Figure data in JSON:

· · · · ·

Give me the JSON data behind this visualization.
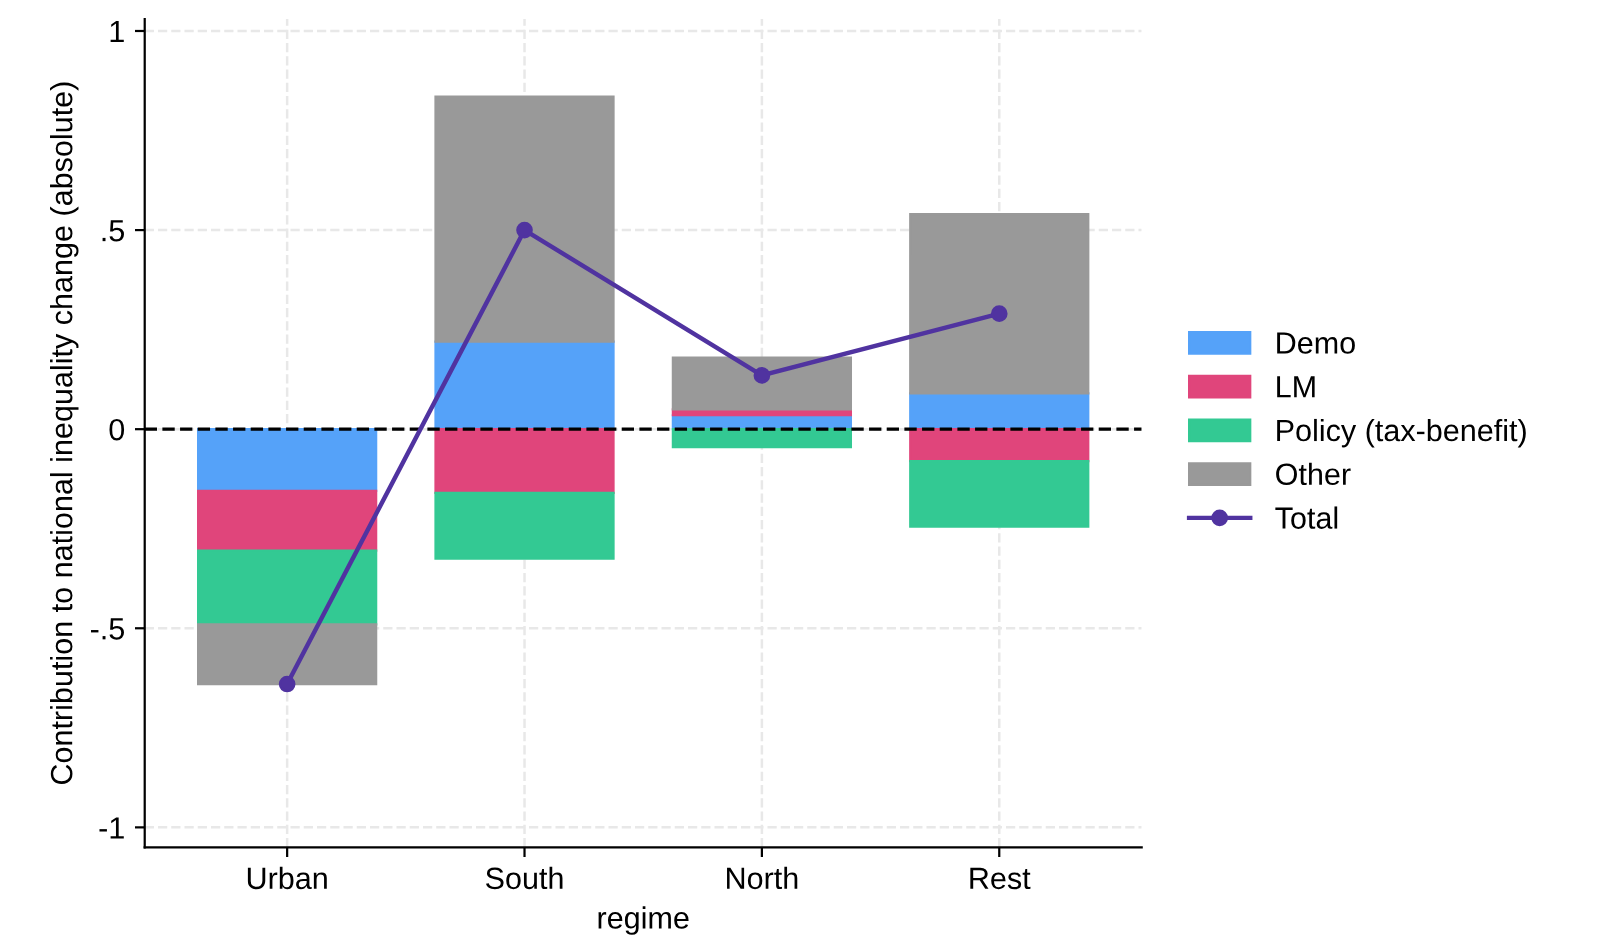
{
  "chart_data": {
    "type": "bar",
    "stacked": true,
    "xlabel": "regime",
    "ylabel": "Contribution to national inequality change (absolute)",
    "categories": [
      "Urban",
      "South",
      "North",
      "Rest"
    ],
    "series": [
      {
        "name": "Demo",
        "color": "#55a2f9",
        "values": [
          -0.155,
          0.22,
          0.035,
          0.09
        ]
      },
      {
        "name": "LM",
        "color": "#e0457b",
        "values": [
          -0.15,
          -0.16,
          0.015,
          -0.08
        ]
      },
      {
        "name": "Policy (tax-benefit)",
        "color": "#33c993",
        "values": [
          -0.185,
          -0.165,
          -0.045,
          -0.165
        ]
      },
      {
        "name": "Other",
        "color": "#999999",
        "values": [
          -0.15,
          0.615,
          0.13,
          0.45
        ]
      },
      {
        "name": "Total",
        "type": "line",
        "color": "#5033a0",
        "values": [
          -0.64,
          0.5,
          0.135,
          0.29
        ]
      }
    ],
    "ylim": [
      -1.05,
      1.03
    ],
    "yticks": [
      {
        "value": -1,
        "label": "-1"
      },
      {
        "value": -0.5,
        "label": "-.5"
      },
      0,
      {
        "value": 0.5,
        "label": ".5"
      },
      1
    ],
    "ref_lines": [
      {
        "axis": "y",
        "value": 0,
        "color": "#000000",
        "line_style": "dashed"
      }
    ],
    "grid": true,
    "legend": "right",
    "marker": "circle",
    "line_style": "solid"
  }
}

· · · · ·

Leaving the pictures aside, transcribe the entire listing exactly.

Give me the JSON data behind this visualization.
{
  "chart_data": {
    "type": "bar",
    "stacked": true,
    "xlabel": "regime",
    "ylabel": "Contribution to national inequality change (absolute)",
    "categories": [
      "Urban",
      "South",
      "North",
      "Rest"
    ],
    "series": [
      {
        "name": "Demo",
        "color": "#55a2f9",
        "values": [
          -0.155,
          0.22,
          0.035,
          0.09
        ]
      },
      {
        "name": "LM",
        "color": "#e0457b",
        "values": [
          -0.15,
          -0.16,
          0.015,
          -0.08
        ]
      },
      {
        "name": "Policy (tax-benefit)",
        "color": "#33c993",
        "values": [
          -0.185,
          -0.165,
          -0.045,
          -0.165
        ]
      },
      {
        "name": "Other",
        "color": "#999999",
        "values": [
          -0.15,
          0.615,
          0.13,
          0.45
        ]
      },
      {
        "name": "Total",
        "type": "line",
        "color": "#5033a0",
        "values": [
          -0.64,
          0.5,
          0.135,
          0.29
        ]
      }
    ],
    "ylim": [
      -1.05,
      1.03
    ],
    "yticks": [
      {
        "value": -1,
        "label": "-1"
      },
      {
        "value": -0.5,
        "label": "-.5"
      },
      0,
      {
        "value": 0.5,
        "label": ".5"
      },
      1
    ],
    "ref_lines": [
      {
        "axis": "y",
        "value": 0,
        "color": "#000000",
        "line_style": "dashed"
      }
    ],
    "grid": true,
    "legend": "right",
    "marker": "circle",
    "line_style": "solid"
  }
}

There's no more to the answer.